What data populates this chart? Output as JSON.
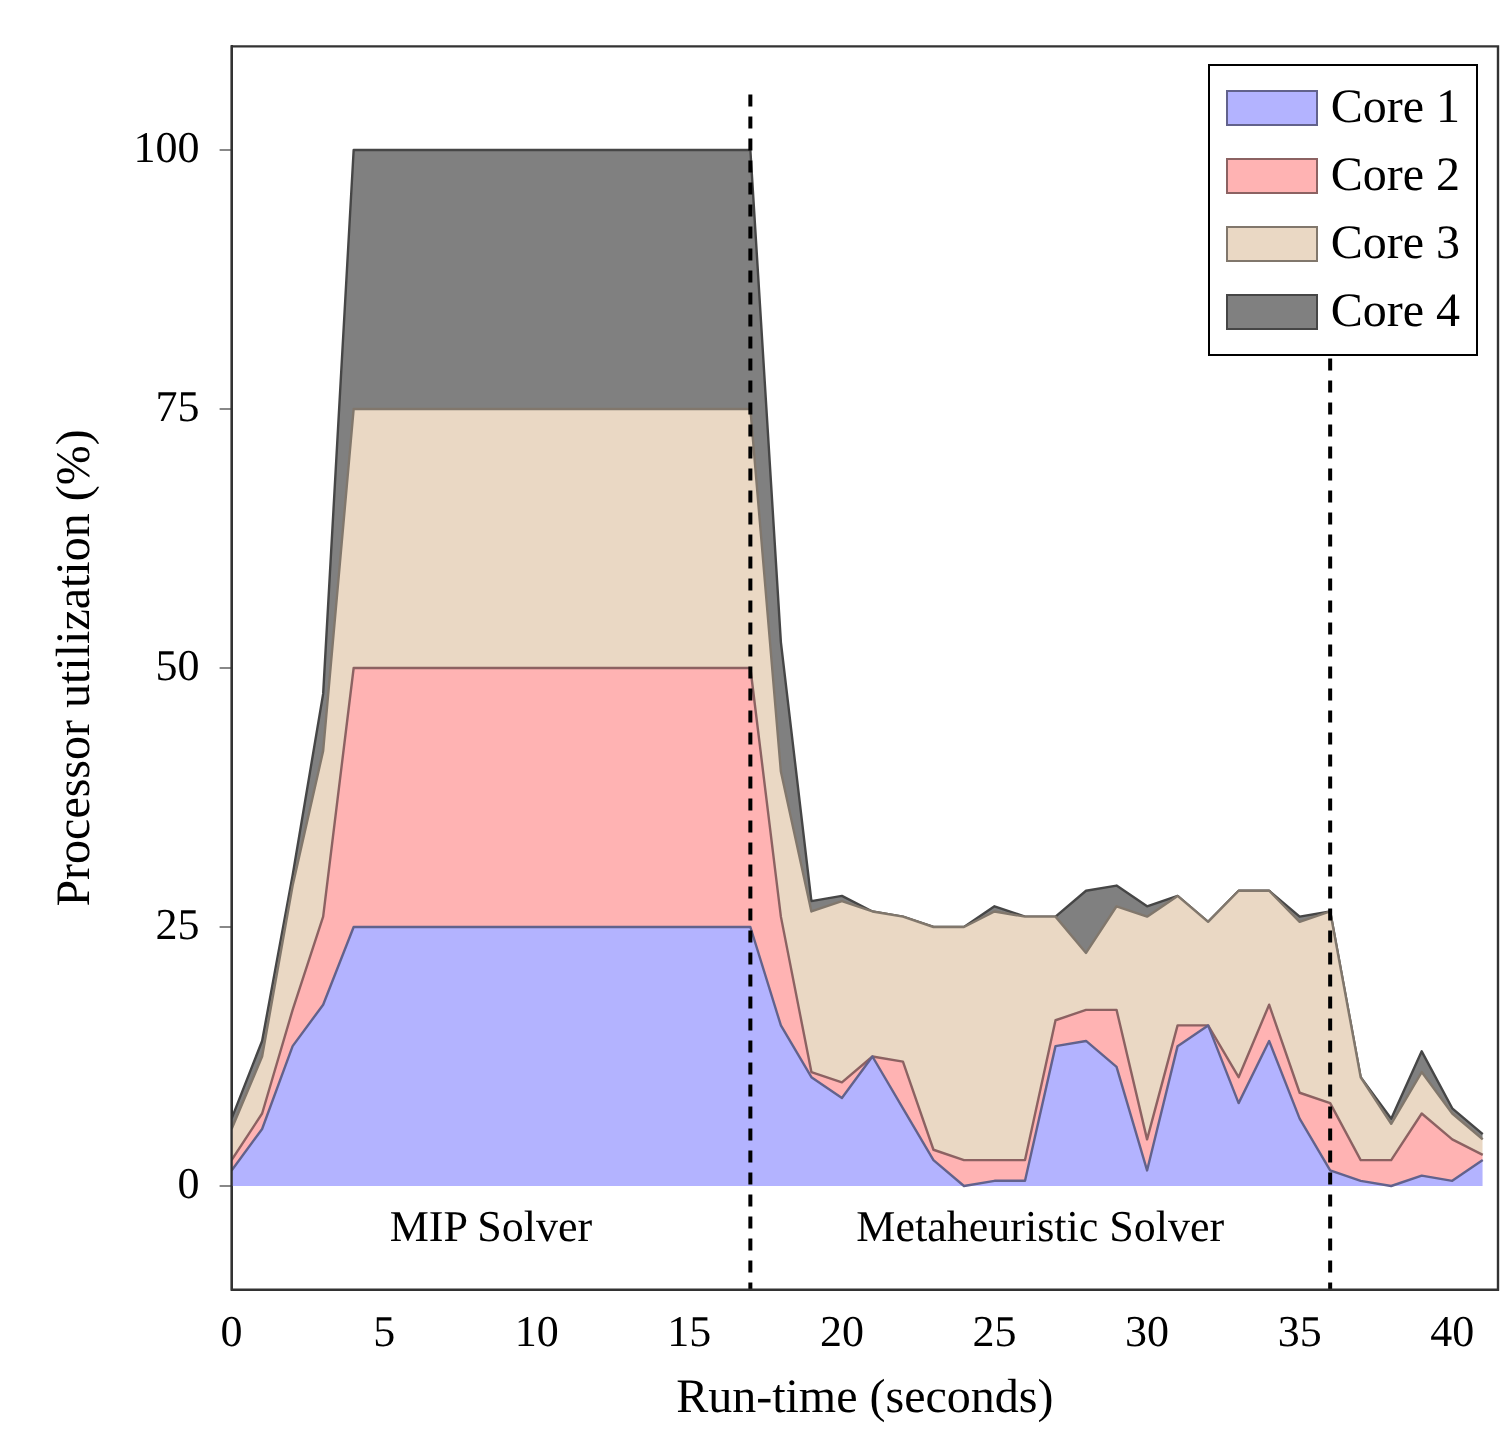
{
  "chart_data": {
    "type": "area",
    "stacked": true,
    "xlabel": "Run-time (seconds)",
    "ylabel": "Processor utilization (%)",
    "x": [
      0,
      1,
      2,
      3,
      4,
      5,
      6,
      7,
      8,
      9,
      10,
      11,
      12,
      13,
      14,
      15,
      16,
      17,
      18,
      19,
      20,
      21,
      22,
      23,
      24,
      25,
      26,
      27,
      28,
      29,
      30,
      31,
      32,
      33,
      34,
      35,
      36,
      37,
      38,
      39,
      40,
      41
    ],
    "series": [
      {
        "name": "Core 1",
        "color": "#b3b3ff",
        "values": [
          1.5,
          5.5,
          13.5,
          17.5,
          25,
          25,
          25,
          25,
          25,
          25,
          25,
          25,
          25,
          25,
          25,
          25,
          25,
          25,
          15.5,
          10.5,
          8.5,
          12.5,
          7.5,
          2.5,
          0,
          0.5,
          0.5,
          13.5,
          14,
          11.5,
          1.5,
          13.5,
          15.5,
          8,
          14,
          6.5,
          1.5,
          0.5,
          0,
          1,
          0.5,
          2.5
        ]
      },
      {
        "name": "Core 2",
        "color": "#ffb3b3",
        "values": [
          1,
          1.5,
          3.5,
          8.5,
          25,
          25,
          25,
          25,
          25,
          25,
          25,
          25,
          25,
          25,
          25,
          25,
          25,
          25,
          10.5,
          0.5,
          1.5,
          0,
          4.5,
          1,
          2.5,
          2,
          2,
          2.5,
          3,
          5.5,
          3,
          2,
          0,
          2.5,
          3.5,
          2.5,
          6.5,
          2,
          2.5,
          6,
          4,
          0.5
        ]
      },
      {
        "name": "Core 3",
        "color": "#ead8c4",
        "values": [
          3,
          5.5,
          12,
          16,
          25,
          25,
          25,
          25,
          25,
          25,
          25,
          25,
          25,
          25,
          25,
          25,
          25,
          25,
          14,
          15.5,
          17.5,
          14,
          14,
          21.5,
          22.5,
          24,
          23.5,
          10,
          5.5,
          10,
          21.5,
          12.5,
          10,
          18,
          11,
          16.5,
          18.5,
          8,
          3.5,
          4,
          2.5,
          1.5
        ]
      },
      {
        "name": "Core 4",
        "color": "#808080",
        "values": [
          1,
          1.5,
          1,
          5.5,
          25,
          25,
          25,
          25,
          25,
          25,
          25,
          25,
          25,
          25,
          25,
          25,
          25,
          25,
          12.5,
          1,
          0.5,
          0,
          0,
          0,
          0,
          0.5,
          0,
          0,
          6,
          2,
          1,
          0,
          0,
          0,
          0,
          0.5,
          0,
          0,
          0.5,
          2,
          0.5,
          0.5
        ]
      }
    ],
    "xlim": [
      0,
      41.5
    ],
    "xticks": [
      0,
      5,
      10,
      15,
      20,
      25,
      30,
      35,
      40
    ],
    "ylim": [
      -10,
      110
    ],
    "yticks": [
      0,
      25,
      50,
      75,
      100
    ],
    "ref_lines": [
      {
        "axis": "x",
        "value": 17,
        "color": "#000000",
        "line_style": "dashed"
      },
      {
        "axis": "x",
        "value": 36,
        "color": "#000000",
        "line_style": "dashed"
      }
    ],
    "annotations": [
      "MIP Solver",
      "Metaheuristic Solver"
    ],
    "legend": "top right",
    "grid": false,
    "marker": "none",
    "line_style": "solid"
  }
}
○ ○ ○ ○ ○
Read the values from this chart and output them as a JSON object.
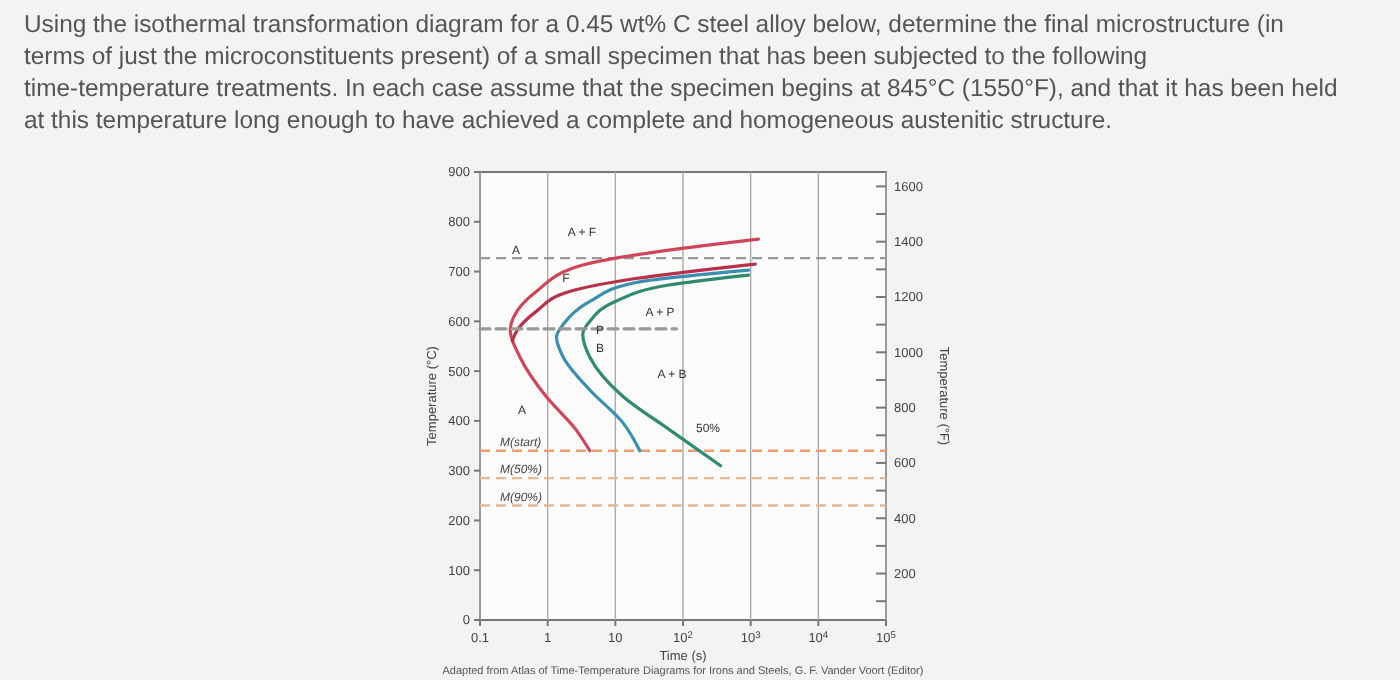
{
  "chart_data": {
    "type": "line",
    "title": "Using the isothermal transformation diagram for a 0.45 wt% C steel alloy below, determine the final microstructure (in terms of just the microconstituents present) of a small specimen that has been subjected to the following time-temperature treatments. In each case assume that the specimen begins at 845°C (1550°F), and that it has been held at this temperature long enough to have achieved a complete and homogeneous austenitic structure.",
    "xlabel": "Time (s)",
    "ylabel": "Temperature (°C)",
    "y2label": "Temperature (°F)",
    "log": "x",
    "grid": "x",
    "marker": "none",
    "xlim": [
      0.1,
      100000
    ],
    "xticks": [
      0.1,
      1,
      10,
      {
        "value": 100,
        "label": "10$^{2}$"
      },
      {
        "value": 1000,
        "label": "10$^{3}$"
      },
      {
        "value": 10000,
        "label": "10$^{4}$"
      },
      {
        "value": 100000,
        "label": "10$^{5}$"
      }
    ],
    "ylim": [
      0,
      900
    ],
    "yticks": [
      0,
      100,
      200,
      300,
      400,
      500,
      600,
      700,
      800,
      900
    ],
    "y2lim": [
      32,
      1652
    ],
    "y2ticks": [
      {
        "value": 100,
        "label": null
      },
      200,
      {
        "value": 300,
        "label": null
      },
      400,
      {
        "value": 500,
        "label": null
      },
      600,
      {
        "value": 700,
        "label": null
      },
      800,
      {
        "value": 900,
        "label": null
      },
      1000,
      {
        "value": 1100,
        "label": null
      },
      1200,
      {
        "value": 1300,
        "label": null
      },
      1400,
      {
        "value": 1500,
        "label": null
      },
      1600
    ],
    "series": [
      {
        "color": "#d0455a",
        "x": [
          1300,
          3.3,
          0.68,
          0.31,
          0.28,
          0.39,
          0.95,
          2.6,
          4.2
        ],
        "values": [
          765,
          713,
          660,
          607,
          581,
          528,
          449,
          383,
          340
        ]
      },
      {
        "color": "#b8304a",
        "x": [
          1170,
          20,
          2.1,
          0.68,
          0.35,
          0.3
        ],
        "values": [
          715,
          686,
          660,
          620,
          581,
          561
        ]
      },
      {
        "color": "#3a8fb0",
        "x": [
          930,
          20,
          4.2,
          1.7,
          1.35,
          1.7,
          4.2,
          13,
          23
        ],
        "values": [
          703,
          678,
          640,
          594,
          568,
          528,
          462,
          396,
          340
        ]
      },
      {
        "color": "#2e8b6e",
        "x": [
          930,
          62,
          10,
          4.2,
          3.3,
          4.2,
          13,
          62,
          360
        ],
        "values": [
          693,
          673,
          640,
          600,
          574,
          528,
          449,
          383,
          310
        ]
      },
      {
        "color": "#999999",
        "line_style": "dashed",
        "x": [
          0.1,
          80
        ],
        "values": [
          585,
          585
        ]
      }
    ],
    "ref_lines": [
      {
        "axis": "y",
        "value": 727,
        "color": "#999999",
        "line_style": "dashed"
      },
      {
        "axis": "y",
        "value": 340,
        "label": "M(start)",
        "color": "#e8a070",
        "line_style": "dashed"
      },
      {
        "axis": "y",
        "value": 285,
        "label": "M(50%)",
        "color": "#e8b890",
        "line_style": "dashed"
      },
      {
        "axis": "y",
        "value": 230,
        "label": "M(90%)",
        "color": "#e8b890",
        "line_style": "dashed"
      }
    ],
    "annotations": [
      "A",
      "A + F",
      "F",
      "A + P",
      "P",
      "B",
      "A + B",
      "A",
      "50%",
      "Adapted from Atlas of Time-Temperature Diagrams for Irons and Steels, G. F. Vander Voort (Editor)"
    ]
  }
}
○ ○ ○ ○ ○
Directive
Leave out every line without the string "name" and copy the rest.

Exercise answer
        "name": "Core 1",
        "name": "Core 2",
        "name": "Core 3",
        "name": "Core 4",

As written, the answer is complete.